▶ _Quellenauszug_

Mittelstand: Es muss nicht immer Facebook sein

Der Spiegel bringt es auf den Punkt. Unternehmen versuchen oftmals, weil ideenlos, ungelesene Pressemitteilungen über das integrierte Blog zu posten – um den Artikel dann weiter über Twitter, Facebook und Google+ zu verteilen. Langweilig und nicht wirklich Social Media. Das staubige Image des Mittelstandes bleibt so zumindest erhalten. Das aber wohl interessanteste: Laut Spiegel sind es oftmals unterbeschäftigte Azubis, die die Aufgaben der Social-Media-Agentur übernehmen; redaktionelle Beiträge verfassen. Meines Erachtens der schwerwiegendste Fehler. Denn das fehlende Know-how über das Unternehmen selbst und das zu den einzelnen Produkten liest der Interessent, der eventuelle Kunde mit. Und dabei ist die Baustelle Blog ein weiteres Übel. Regelmäßige Veröffentlichungen, abwechslungsreiche Themen sowie SEO sind die Herausforderungen einer Redaktion. Von Azubis „alleine“ meines Erachtens nicht zu stemmen. Den Unternehmen ist nicht klar, dass sich das gesamte Kommunikationsverhalten dauerhaft verändern muss. Sprich, darauf angesetztes Personal sollte nicht nur das Unternehmen, sondern auch digital „leben“.

▶ _Extrahierte Informationen_
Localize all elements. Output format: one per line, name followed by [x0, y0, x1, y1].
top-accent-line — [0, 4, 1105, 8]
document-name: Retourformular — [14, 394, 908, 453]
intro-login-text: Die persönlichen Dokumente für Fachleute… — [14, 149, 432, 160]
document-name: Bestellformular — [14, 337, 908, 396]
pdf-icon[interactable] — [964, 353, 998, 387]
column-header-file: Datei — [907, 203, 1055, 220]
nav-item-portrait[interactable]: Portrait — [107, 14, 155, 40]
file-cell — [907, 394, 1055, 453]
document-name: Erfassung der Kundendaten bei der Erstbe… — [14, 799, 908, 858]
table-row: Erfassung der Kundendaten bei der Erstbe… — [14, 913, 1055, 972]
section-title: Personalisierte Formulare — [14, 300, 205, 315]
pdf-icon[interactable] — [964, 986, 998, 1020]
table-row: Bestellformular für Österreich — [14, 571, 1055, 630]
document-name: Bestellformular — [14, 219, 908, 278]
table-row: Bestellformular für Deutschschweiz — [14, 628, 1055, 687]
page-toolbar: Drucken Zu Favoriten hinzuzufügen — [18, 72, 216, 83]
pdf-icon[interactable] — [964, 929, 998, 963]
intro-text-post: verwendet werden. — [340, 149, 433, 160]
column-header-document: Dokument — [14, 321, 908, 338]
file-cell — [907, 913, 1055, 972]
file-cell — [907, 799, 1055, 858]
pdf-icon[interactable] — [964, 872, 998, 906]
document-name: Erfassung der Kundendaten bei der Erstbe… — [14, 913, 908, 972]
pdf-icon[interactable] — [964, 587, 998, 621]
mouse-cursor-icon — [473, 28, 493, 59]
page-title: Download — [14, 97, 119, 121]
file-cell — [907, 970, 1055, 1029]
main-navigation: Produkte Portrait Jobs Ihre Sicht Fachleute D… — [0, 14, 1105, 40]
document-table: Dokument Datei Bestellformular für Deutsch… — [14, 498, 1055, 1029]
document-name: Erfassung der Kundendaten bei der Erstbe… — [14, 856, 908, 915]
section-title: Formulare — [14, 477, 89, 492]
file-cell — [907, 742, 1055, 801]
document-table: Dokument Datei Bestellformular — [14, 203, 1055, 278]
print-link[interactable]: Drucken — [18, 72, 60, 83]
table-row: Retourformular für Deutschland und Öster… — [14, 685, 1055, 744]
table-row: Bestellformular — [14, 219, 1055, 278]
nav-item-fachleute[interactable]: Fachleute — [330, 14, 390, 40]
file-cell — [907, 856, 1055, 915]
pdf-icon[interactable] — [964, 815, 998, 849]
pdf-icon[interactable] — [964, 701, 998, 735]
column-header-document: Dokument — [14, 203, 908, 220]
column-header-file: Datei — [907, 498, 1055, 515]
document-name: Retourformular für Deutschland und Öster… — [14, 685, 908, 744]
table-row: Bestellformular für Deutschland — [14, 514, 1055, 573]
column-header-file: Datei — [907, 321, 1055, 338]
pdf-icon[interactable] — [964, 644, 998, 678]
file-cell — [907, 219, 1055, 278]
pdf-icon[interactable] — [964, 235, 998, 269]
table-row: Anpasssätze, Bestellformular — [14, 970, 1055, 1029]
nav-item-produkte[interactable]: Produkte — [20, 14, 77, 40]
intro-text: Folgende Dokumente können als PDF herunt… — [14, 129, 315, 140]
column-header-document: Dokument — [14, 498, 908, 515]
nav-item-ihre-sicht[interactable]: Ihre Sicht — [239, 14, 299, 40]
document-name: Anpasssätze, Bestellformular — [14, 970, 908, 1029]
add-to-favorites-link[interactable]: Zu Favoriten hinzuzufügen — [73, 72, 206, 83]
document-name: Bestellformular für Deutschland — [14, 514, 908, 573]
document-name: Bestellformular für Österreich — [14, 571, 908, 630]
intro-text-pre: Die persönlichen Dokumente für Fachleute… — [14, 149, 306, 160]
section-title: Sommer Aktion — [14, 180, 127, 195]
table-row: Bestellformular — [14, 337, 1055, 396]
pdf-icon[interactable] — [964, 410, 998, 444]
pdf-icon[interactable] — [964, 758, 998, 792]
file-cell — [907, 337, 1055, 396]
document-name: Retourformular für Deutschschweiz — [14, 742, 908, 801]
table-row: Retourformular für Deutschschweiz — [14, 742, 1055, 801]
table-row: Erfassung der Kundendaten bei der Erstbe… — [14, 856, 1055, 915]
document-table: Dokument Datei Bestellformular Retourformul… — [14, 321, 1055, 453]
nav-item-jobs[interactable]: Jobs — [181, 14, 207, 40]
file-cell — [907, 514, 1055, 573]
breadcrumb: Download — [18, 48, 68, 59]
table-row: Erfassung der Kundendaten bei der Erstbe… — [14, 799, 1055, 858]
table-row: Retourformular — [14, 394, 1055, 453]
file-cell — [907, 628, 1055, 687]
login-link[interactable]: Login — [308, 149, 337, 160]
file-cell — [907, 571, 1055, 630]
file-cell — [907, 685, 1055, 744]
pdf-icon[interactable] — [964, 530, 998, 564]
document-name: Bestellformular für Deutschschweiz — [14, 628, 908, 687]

▶ _Aufgabe 1_
Entscheide für jede der folgenden Aussagen, ob sie mit dem Auszug über Social Media im Mittelstand übereinstimmt, und antworte jeweils mit Ja oder Nein samt den ausschlaggebenden Worten des Auszugs als wörtlichem Zitat. (a) Laut Spiegel übernehmen oft unterbeschäftigte Azubis die Aufgaben der Social-Media-Agentur. (b) Fehlendes Wissen der Verfasser über Unternehmen und Produkte bleibt den Lesern verborgen. (c) Das Posten von Pressemitteilungen über das Blog gilt als echtes Social Media.
▶ _Aufgabe 2_
Setze den Auszug über Social Media im Mittelstand nach seinem letzten Satz fort.
Die Datensätze werden hier nicht benötigt.

▶ _Erwartete Antwort 1_
(a) Ja: „Laut Spiegel sind es oftmals unterbeschäftigte Azubis, die die Aufgaben der Social-Media-Agentur übernehmen“
(b) Nein: „Denn das fehlende Know-how über das Unternehmen selbst und das zu den einzelnen Produkten liest der Interessent, der eventuelle Kunde mit.“
(c) Nein: „Langweilig und nicht wirklich Social Media.“

▶ _Erwartete Antwort 2_
Alternativen zum digitalen Social Media

Sie sind nicht auf Facebook, GooglePlus oder Twitter? Keine Panik. Mittelständler sollten sich zu aller erst an das Blog heranwagen; über ihre Produkte wesentlich detaillierter informieren. Dabei gleich die Angst vor Industriespionage ablegen und genügend kaufentscheidende Infos zur Verfügung stellen – vielleicht in Form von Interviews, Videos oder Vorträgen. Aus letzteren ergeben sich automatisch neue Beiträge für das Blog. Ebenfalls sinnvoll sind Engagements in sozialen Projekten oder die Förderung von Schul- und Universitätseinrichtungen. Dort ergibt sich automatisch der Zugang zum benötigten Nachwuchs.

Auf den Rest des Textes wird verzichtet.